• _TASK DETAILS_
Copy all lines below exactly as written. Leave pictures out.

====== EXTRACTED INFORMATION ======

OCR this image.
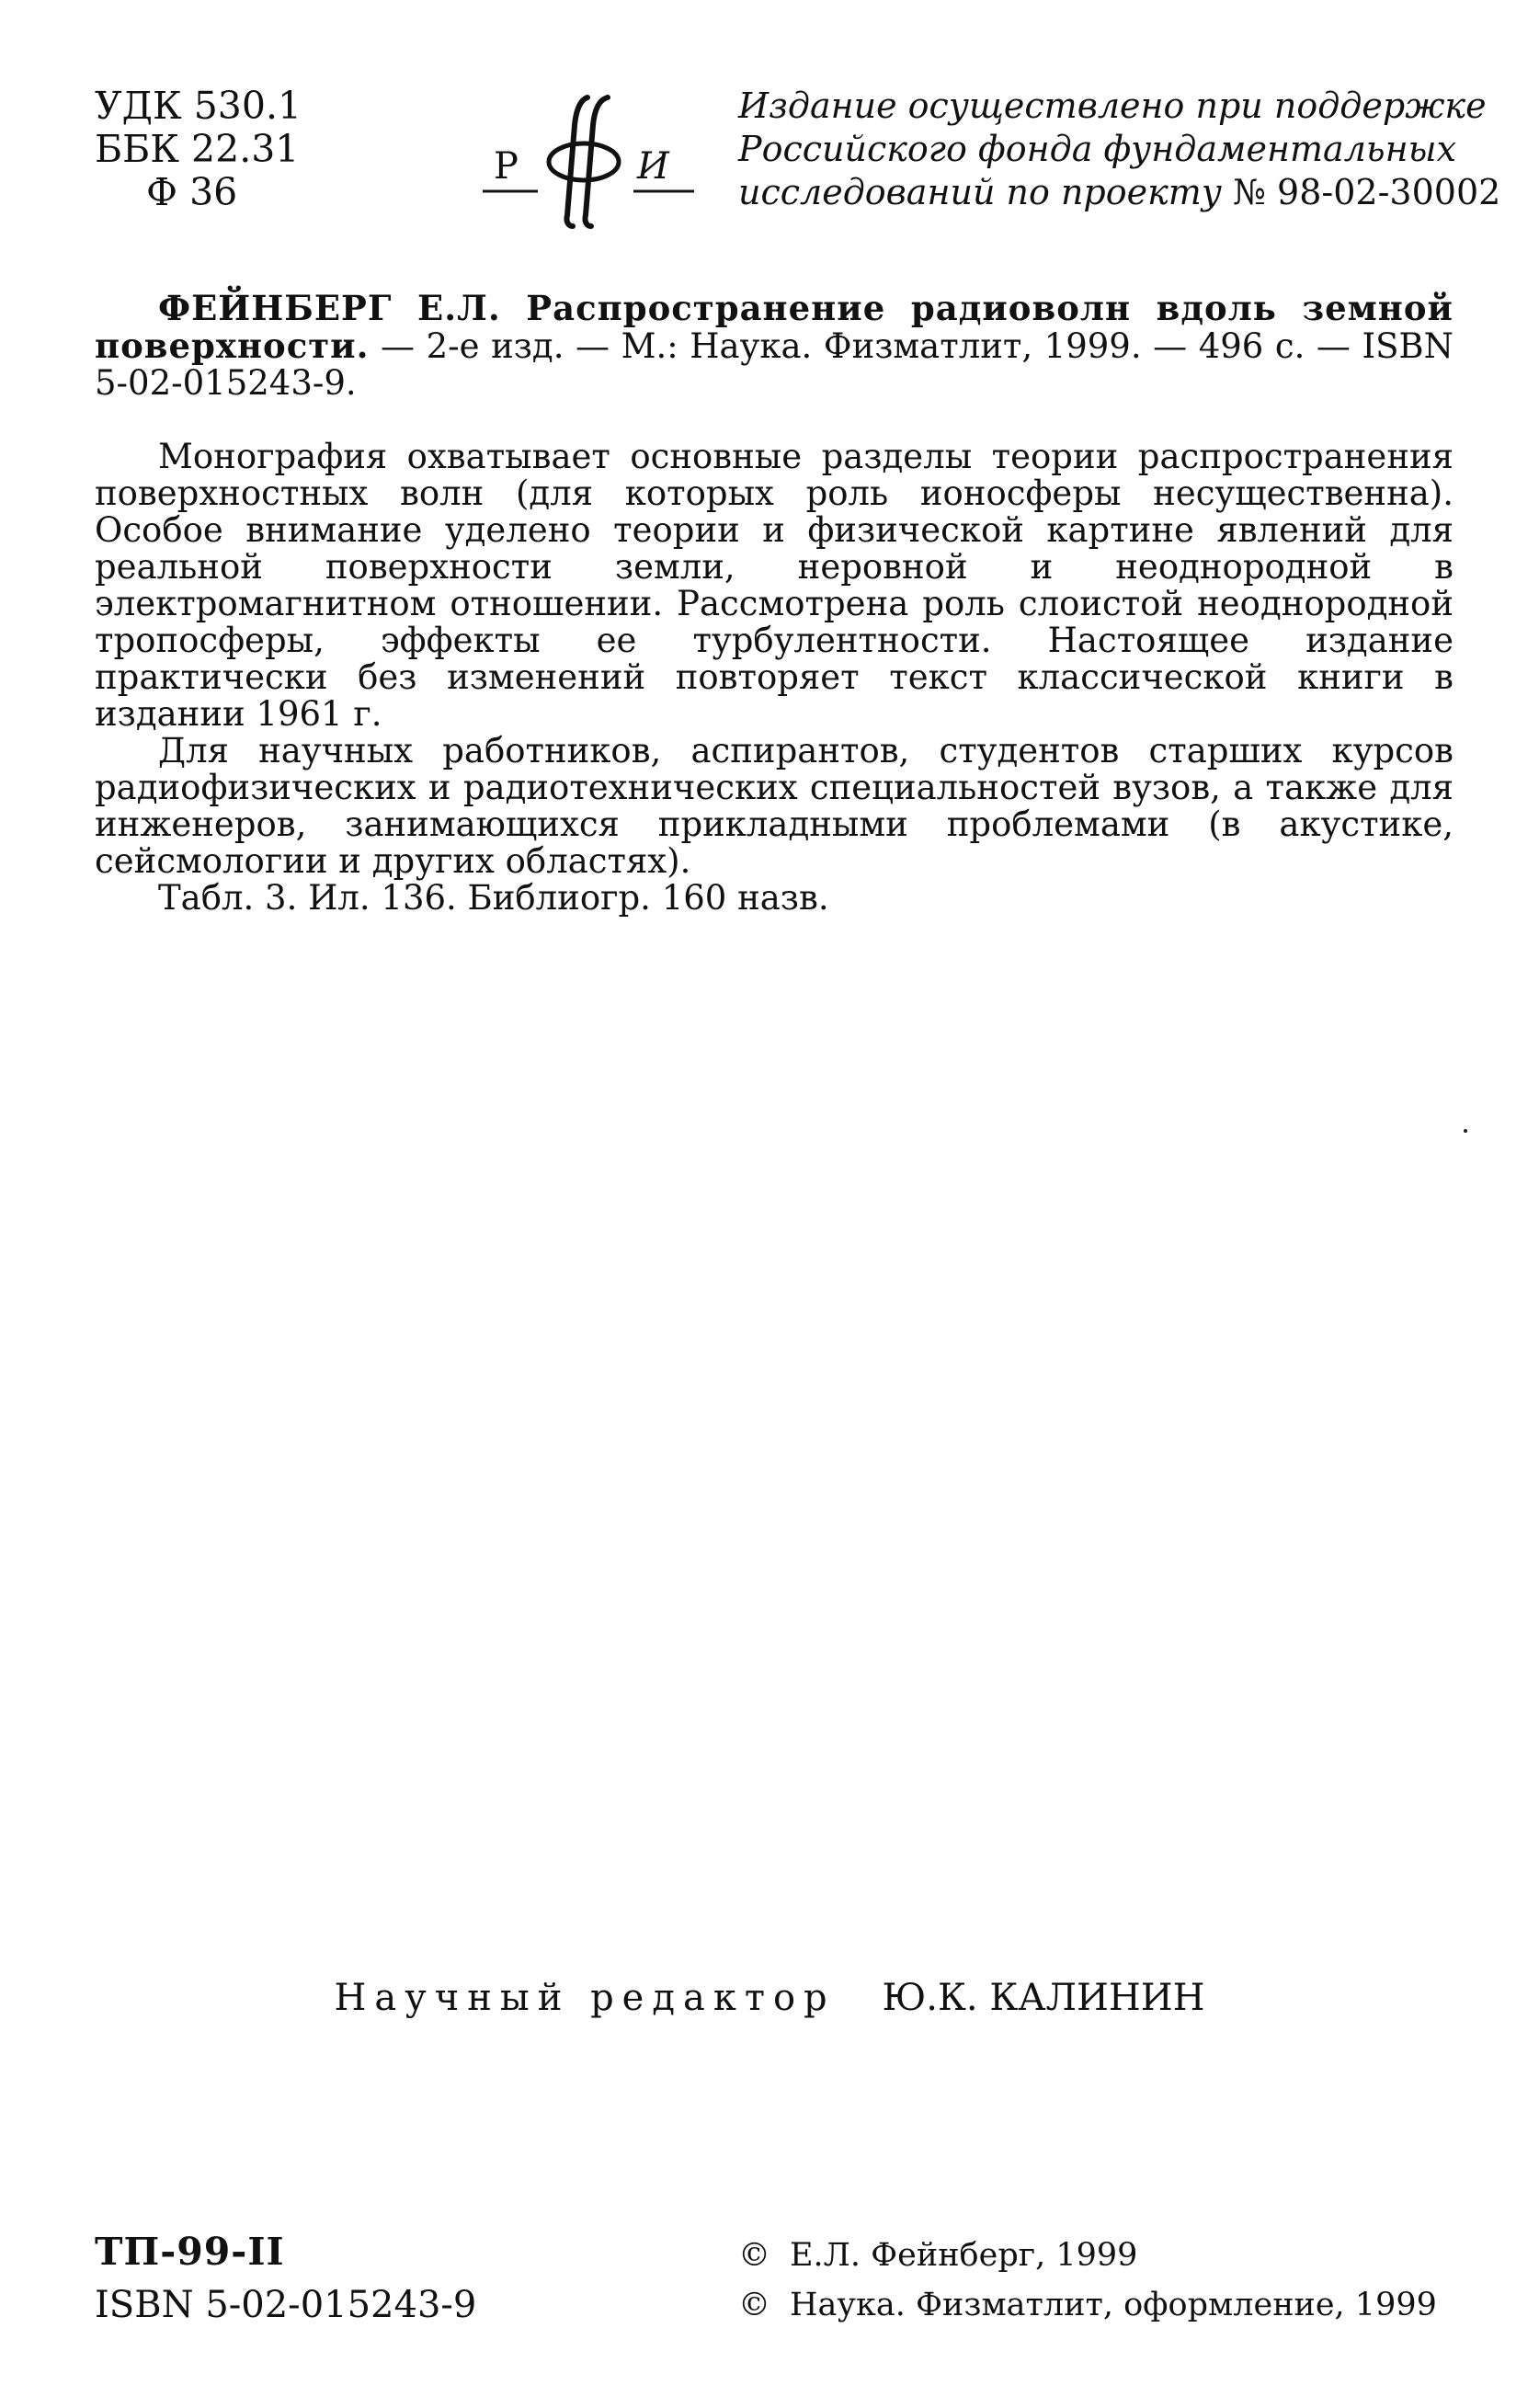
УДК 530.1
ББК 22.31
Ф 36
Р	И
Издание осуществлено при поддержке
Российского фонда фундаментальных
исследований по проекту № 98-02-30002

ФЕЙНБЕРГ Е.Л. Распространение радиоволн вдоль земной поверхности. — 2-е изд. — М.: Наука. Физматлит, 1999. — 496 с. — ISBN 5-02-015243-9.

Монография охватывает основные разделы теории распространения поверхностных волн (для которых роль ионосферы несущественна). Особое внимание уделено теории и физической картине явлений для реальной поверхности земли, неровной и неоднородной в электромагнитном отношении. Рассмотрена роль слоистой неоднородной тропосферы, эффекты ее турбулентности. Настоящее издание практически без изменений повторяет текст классической книги в издании 1961 г.

Для научных работников, аспирантов, студентов старших курсов радиофизических и радиотехнических специальностей вузов, а также для инженеров, занимающихся прикладными проблемами (в акустике, сейсмологии и других областях).

Табл. 3. Ил. 136. Библиогр. 160 назв.

Научный редактор Ю.К. КАЛИНИН
ТП-99-II
ISBN 5-02-015243-9
© Е.Л. Фейнберг, 1999
© Наука. Физматлит, оформление, 1999
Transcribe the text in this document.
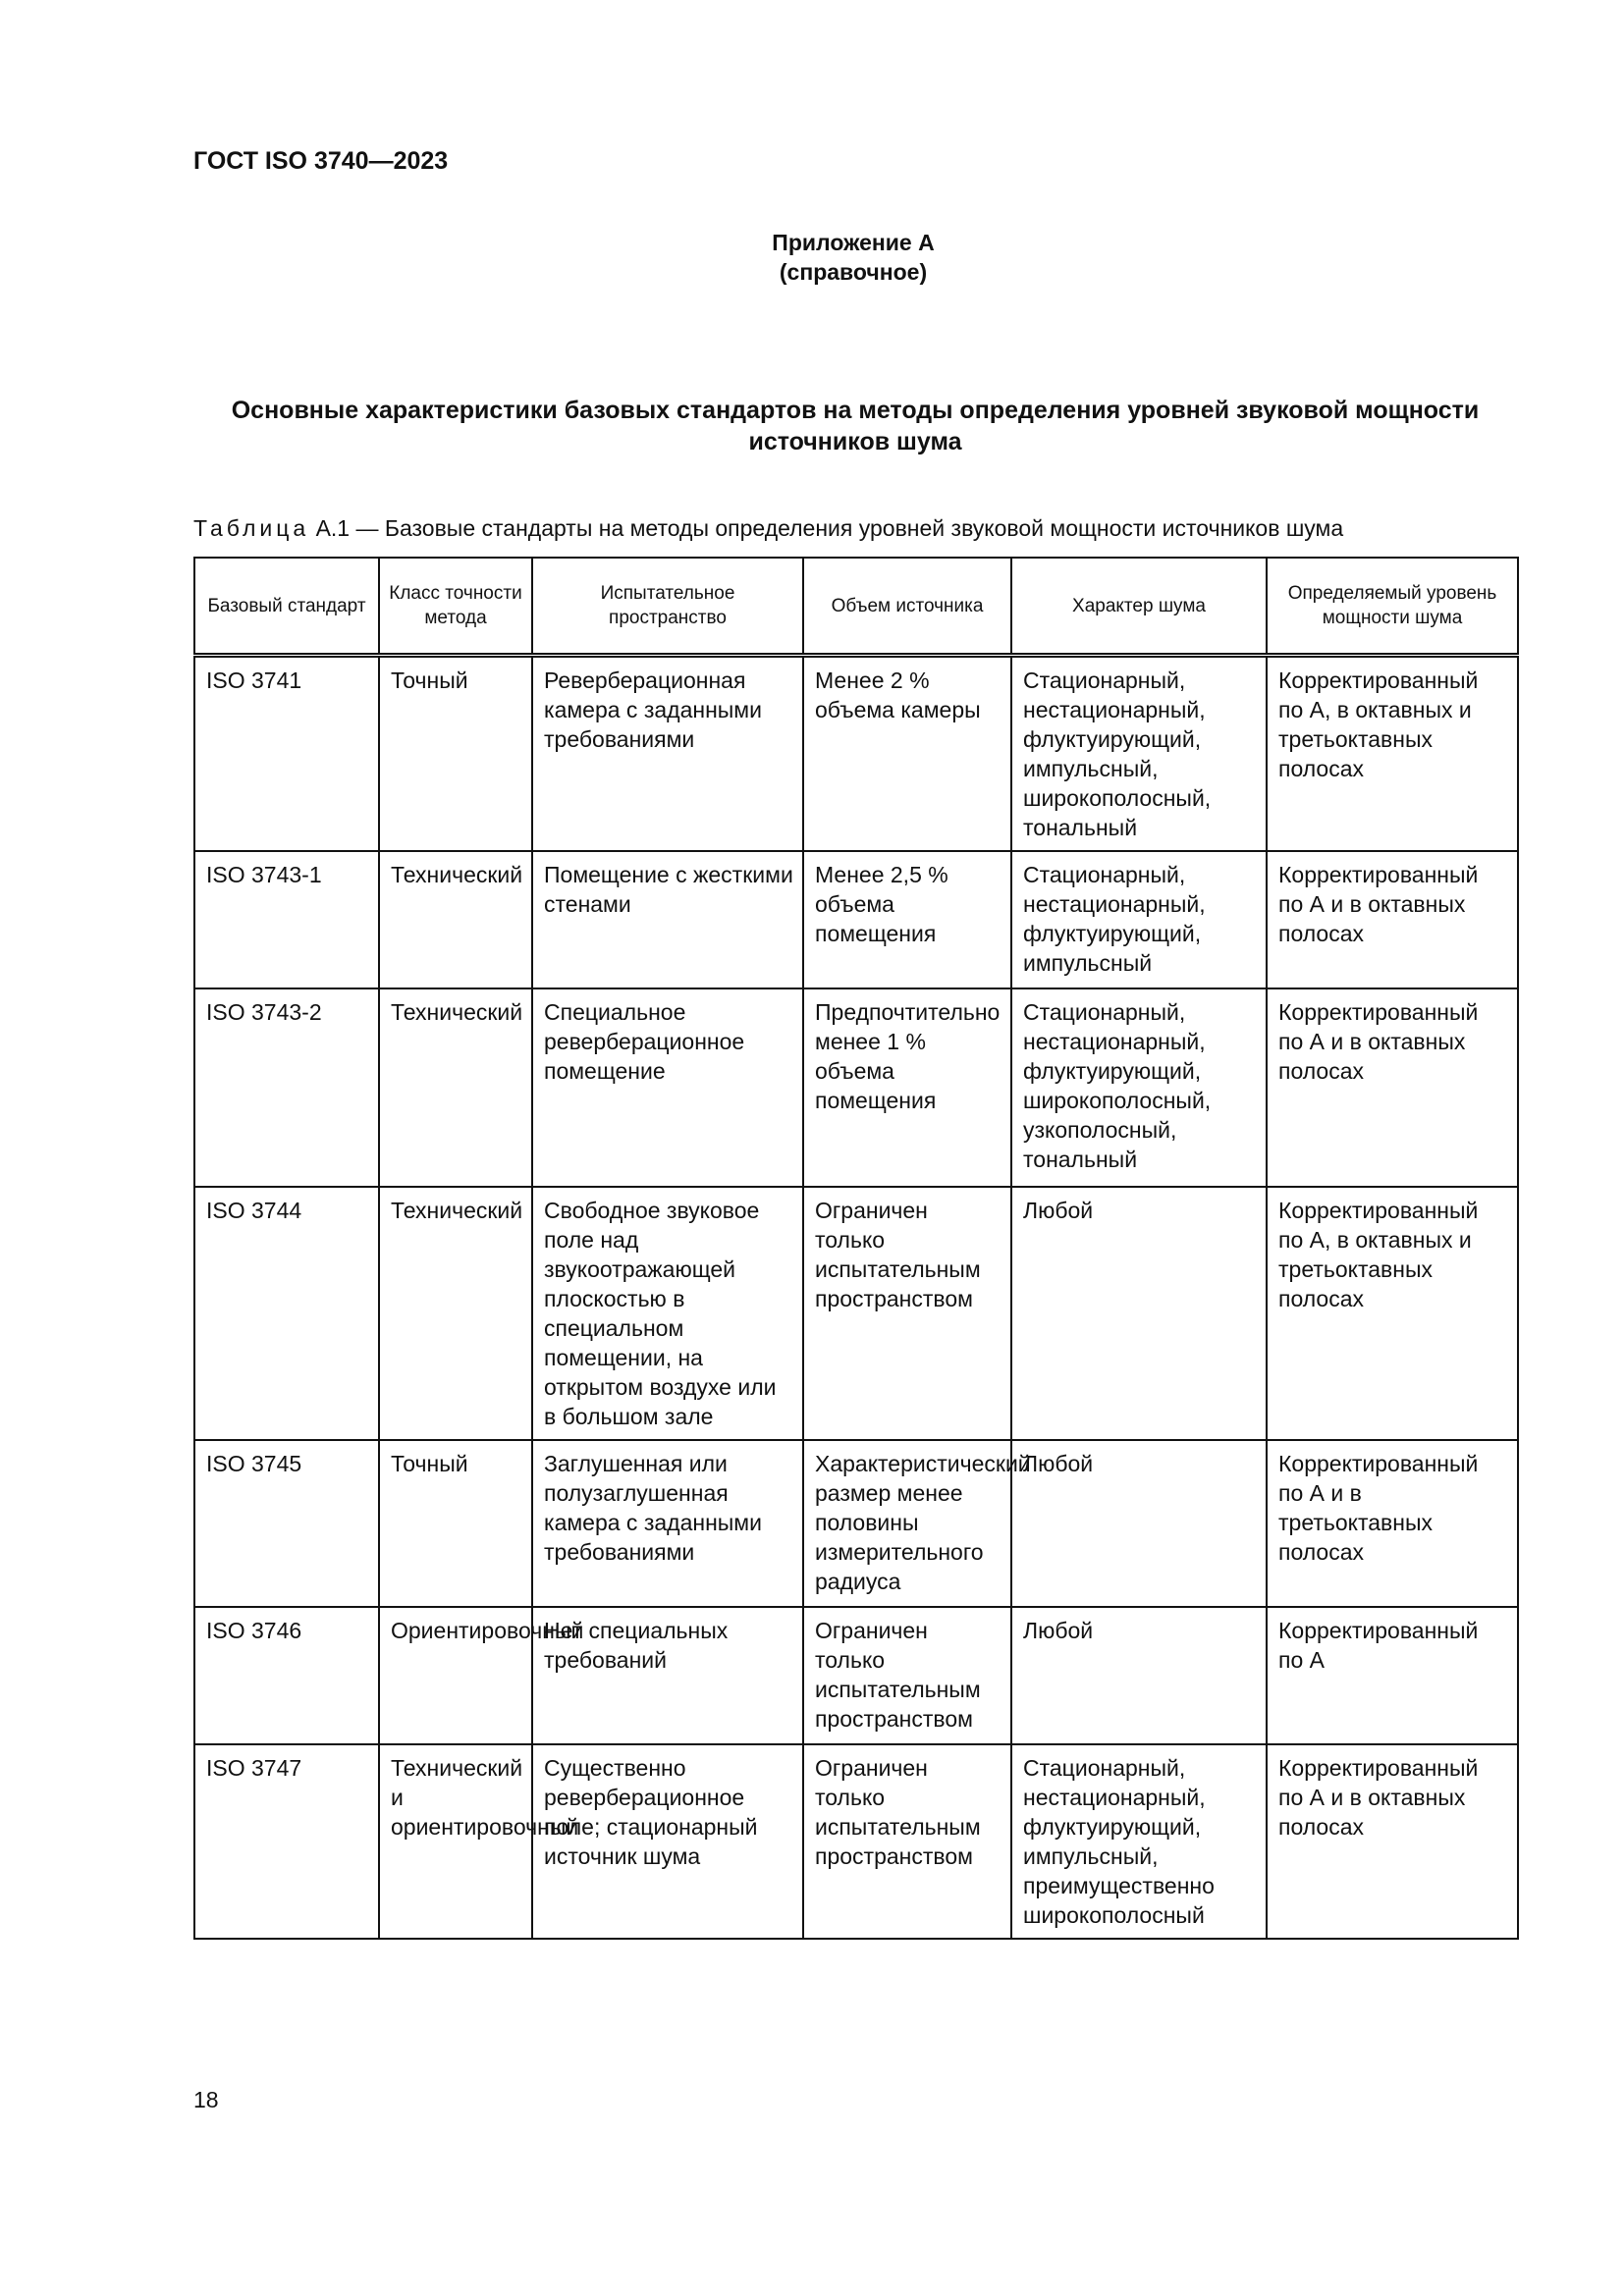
ГОСТ ISO 3740—2023
Приложение А
(справочное)
Основные характеристики базовых стандартов на методы определения уровней звуковой мощности источников шума
Таблица А.1 — Базовые стандарты на методы определения уровней звуковой мощности источников шума
Базовый стандарт	Класс точности метода	Испытательное пространство	Объем источника	Характер шума	Определяемый уровень мощности шума
ISO 3741	Точный	Реверберационная камера с заданными требованиями	Менее 2 % объема камеры	Стационарный, нестационарный, флуктуирующий, импульсный, широкополосный, тональный	Корректированный по А, в октавных и третьоктавных полосах
ISO 3743-1	Технический	Помещение с жесткими стенами	Менее 2,5 % объема помещения	Стационарный, нестационарный, флуктуирующий, импульсный	Корректированный по А и в октавных полосах
ISO 3743-2	Технический	Специальное реверберационное помещение	Предпочтительно менее 1 % объема помещения	Стационарный, нестационарный, флуктуирующий, широкополосный, узкополосный, тональный	Корректированный по А и в октавных полосах
ISO 3744	Технический	Свободное звуковое поле над звукоотражающей плоскостью в специальном помещении, на открытом воздухе или в большом зале	Ограничен только испытательным пространством	Любой	Корректированный по А, в октавных и третьоктавных полосах
ISO 3745	Точный	Заглушенная или полузаглушенная камера с заданными требованиями	Характеристический размер менее половины измерительного радиуса	Любой	Корректированный по А и в третьоктавных полосах
ISO 3746	Ориентировочный	Нет специальных требований	Ограничен только испытательным пространством	Любой	Корректированный по А
ISO 3747	Технический и ориентировочный	Существенно реверберационное поле; стационарный источник шума	Ограничен только испытательным пространством	Стационарный, нестационарный, флуктуирующий, импульсный, преимущественно широкополосный	Корректированный по А и в октавных полосах
18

======

• _ANSWER FOR THIS EXERCISE_
OCR this image.
УДК 530.1
ББК 22.31
Ф 36
Р	И
Издание осуществлено при поддержке
Российского фонда фундаментальных
исследований по проекту № 98-02-30002

ФЕЙНБЕРГ Е.Л. Распространение радиоволн вдоль земной поверхности. — 2-е изд. — М.: Наука. Физматлит, 1999. — 496 с. — ISBN 5-02-015243-9.

Монография охватывает основные разделы теории распространения поверхностных волн (для которых роль ионосферы несущественна). Особое внимание уделено теории и физической картине явлений для реальной поверхности земли, неровной и неоднородной в электромагнитном отношении. Рассмотрена роль слоистой неоднородной тропосферы, эффекты ее турбулентности. Настоящее издание практически без изменений повторяет текст классической книги в издании 1961 г.

Для научных работников, аспирантов, студентов старших курсов радиофизических и радиотехнических специальностей вузов, а также для инженеров, занимающихся прикладными проблемами (в акустике, сейсмологии и других областях).

Табл. 3. Ил. 136. Библиогр. 160 назв.

Научный редактор Ю.К. КАЛИНИН
ТП-99-II
ISBN 5-02-015243-9
© Е.Л. Фейнберг, 1999
© Наука. Физматлит, оформление, 1999
Transcribe the text in this document.
ГОСТ ISO 3740—2023
Приложение А
(справочное)
Основные характеристики базовых стандартов на методы определения уровней звуковой мощности источников шума
Таблица А.1 — Базовые стандарты на методы определения уровней звуковой мощности источников шума
Базовый стандарт	Класс точности метода	Испытательное пространство	Объем источника	Характер шума	Определяемый уровень мощности шума
ISO 3741	Точный	Реверберационная камера с заданными требованиями	Менее 2 % объема камеры	Стационарный, нестационарный, флуктуирующий, импульсный, широкополосный, тональный	Корректированный по А, в октавных и третьоктавных полосах
ISO 3743-1	Технический	Помещение с жесткими стенами	Менее 2,5 % объема помещения	Стационарный, нестационарный, флуктуирующий, импульсный	Корректированный по А и в октавных полосах
ISO 3743-2	Технический	Специальное реверберационное помещение	Предпочтительно менее 1 % объема помещения	Стационарный, нестационарный, флуктуирующий, широкополосный, узкополосный, тональный	Корректированный по А и в октавных полосах
ISO 3744	Технический	Свободное звуковое поле над звукоотражающей плоскостью в специальном помещении, на открытом воздухе или в большом зале	Ограничен только испытательным пространством	Любой	Корректированный по А, в октавных и третьоктавных полосах
ISO 3745	Точный	Заглушенная или полузаглушенная камера с заданными требованиями	Характеристический размер менее половины измерительного радиуса	Любой	Корректированный по А и в третьоктавных полосах
ISO 3746	Ориентировочный	Нет специальных требований	Ограничен только испытательным пространством	Любой	Корректированный по А
ISO 3747	Технический и ориентировочный	Существенно реверберационное поле; стационарный источник шума	Ограничен только испытательным пространством	Стационарный, нестационарный, флуктуирующий, импульсный, преимущественно широкополосный	Корректированный по А и в октавных полосах
18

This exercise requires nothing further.